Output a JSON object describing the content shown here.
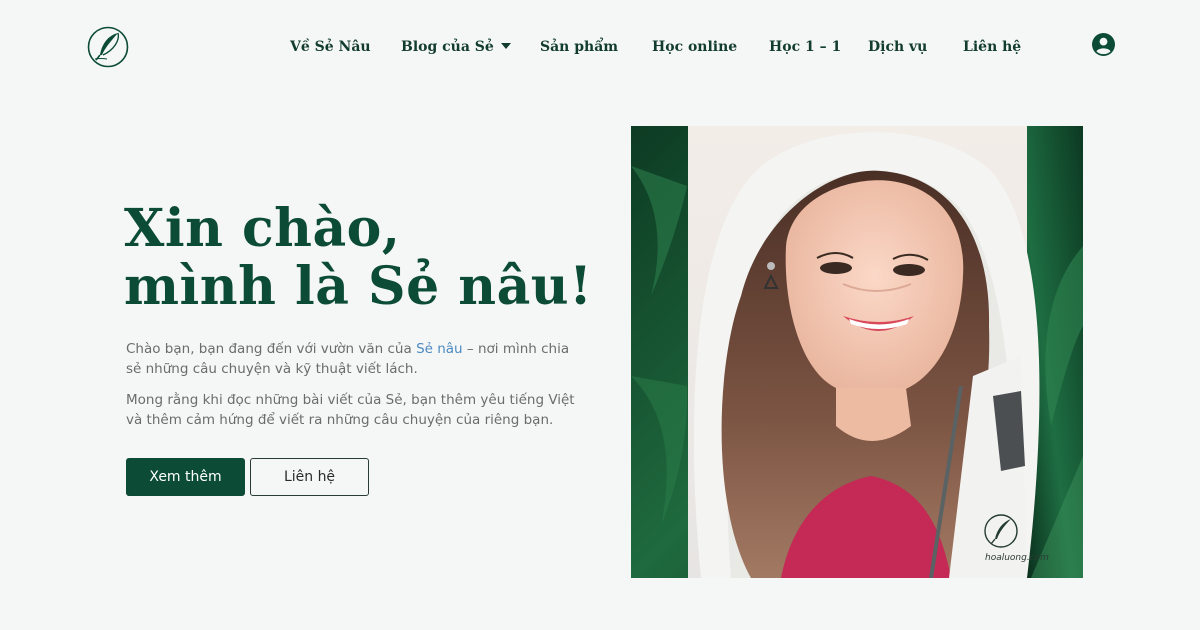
{
  "header": {
    "logo_icon": "feather-quill-icon",
    "nav": [
      {
        "label": "Về Sẻ Nâu"
      },
      {
        "label": "Blog của Sẻ",
        "has_dropdown": true
      },
      {
        "label": "Sản phẩm"
      },
      {
        "label": "Học online"
      },
      {
        "label": "Học 1 – 1"
      },
      {
        "label": "Dịch vụ"
      },
      {
        "label": "Liên hệ"
      }
    ],
    "account_icon": "user-circle-icon"
  },
  "hero": {
    "title_line1": "Xin chào,",
    "title_line2": "mình là Sẻ nâu!",
    "p1_before": "Chào bạn, bạn đang đến với vườn văn của ",
    "p1_link": "Sẻ nâu",
    "p1_after": " – nơi mình chia sẻ những câu chuyện và kỹ thuật viết lách.",
    "p2": "Mong rằng khi đọc những bài viết của Sẻ, bạn thêm yêu tiếng Việt và thêm cảm hứng để viết ra những câu chuyện của riêng bạn.",
    "primary_button": "Xem thêm",
    "secondary_button": "Liên hệ"
  },
  "photo": {
    "watermark_text": "hoaluong.com"
  },
  "colors": {
    "brand_green": "#0c4b35",
    "background": "#f5f7f6",
    "link_blue": "#4d8ac2"
  }
}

(EXERCISE DIRECTIONS)
Quote the records in full and exactly; skip any image.

(TASK OUTPUT)
Output a JSON object describing the content shown here.
{
  "header": {
    "logo_icon": "feather-quill-icon",
    "nav": [
      {
        "label": "Về Sẻ Nâu"
      },
      {
        "label": "Blog của Sẻ",
        "has_dropdown": true
      },
      {
        "label": "Sản phẩm"
      },
      {
        "label": "Học online"
      },
      {
        "label": "Học 1 – 1"
      },
      {
        "label": "Dịch vụ"
      },
      {
        "label": "Liên hệ"
      }
    ],
    "account_icon": "user-circle-icon"
  },
  "hero": {
    "title_line1": "Xin chào,",
    "title_line2": "mình là Sẻ nâu!",
    "p1_before": "Chào bạn, bạn đang đến với vườn văn của ",
    "p1_link": "Sẻ nâu",
    "p1_after": " – nơi mình chia sẻ những câu chuyện và kỹ thuật viết lách.",
    "p2": "Mong rằng khi đọc những bài viết của Sẻ, bạn thêm yêu tiếng Việt và thêm cảm hứng để viết ra những câu chuyện của riêng bạn.",
    "primary_button": "Xem thêm",
    "secondary_button": "Liên hệ"
  },
  "photo": {
    "watermark_text": "hoaluong.com"
  },
  "colors": {
    "brand_green": "#0c4b35",
    "background": "#f5f7f6",
    "link_blue": "#4d8ac2"
  }
}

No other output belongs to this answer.